-- start --

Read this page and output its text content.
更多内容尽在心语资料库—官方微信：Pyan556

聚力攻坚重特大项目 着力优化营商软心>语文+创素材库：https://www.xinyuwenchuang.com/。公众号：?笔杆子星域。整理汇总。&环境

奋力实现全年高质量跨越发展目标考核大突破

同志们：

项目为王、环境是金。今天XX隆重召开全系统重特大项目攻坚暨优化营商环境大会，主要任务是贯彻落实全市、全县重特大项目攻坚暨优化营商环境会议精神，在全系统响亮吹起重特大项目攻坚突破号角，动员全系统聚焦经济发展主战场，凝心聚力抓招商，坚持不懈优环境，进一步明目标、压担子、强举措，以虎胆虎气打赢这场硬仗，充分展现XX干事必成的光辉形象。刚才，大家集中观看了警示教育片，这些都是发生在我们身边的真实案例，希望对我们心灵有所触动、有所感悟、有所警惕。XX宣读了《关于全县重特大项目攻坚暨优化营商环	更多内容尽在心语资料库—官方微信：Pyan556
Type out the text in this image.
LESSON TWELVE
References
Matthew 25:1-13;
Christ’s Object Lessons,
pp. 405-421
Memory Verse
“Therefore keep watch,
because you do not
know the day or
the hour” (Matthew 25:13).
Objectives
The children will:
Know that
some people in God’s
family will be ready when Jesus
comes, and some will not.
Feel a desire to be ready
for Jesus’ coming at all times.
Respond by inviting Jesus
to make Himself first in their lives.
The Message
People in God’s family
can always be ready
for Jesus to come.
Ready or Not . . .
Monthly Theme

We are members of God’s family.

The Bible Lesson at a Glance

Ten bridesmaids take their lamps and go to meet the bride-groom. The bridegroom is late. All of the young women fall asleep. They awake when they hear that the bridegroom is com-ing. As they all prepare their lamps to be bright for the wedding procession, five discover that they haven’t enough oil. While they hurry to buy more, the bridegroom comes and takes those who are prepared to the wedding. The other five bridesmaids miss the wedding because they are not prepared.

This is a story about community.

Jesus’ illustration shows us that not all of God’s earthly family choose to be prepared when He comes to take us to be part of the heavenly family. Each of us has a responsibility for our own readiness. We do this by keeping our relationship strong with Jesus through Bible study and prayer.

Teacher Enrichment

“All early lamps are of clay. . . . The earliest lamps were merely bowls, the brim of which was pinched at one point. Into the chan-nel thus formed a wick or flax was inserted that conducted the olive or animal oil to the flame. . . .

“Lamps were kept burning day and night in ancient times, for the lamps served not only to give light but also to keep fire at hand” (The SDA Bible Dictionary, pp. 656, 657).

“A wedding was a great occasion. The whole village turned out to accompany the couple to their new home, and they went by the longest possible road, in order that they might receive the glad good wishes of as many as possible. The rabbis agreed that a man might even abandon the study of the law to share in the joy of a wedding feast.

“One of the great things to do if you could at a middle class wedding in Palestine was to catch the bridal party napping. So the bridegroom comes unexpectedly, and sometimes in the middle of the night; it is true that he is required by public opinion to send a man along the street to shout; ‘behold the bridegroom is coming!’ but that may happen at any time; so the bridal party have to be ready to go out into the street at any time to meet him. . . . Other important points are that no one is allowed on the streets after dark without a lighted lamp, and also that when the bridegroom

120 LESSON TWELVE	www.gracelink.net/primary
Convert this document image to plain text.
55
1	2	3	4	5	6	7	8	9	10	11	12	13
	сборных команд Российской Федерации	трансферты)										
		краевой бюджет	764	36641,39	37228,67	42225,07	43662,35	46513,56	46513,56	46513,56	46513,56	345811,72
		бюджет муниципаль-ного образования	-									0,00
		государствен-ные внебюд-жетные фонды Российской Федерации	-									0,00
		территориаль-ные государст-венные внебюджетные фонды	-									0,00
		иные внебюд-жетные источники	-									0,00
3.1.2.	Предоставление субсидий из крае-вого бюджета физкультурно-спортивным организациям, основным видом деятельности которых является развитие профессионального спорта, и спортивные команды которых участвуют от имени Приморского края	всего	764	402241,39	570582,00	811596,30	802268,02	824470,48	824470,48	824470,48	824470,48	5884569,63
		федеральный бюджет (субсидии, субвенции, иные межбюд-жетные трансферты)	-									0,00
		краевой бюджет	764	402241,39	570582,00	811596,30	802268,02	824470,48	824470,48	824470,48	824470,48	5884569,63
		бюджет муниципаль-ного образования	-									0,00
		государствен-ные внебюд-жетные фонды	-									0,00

-- end --

Goal: Pull out every line of the entries that includes the word "Matthew".

Final result:
Matthew 25:1-13;
the hour” (Matthew 25:13).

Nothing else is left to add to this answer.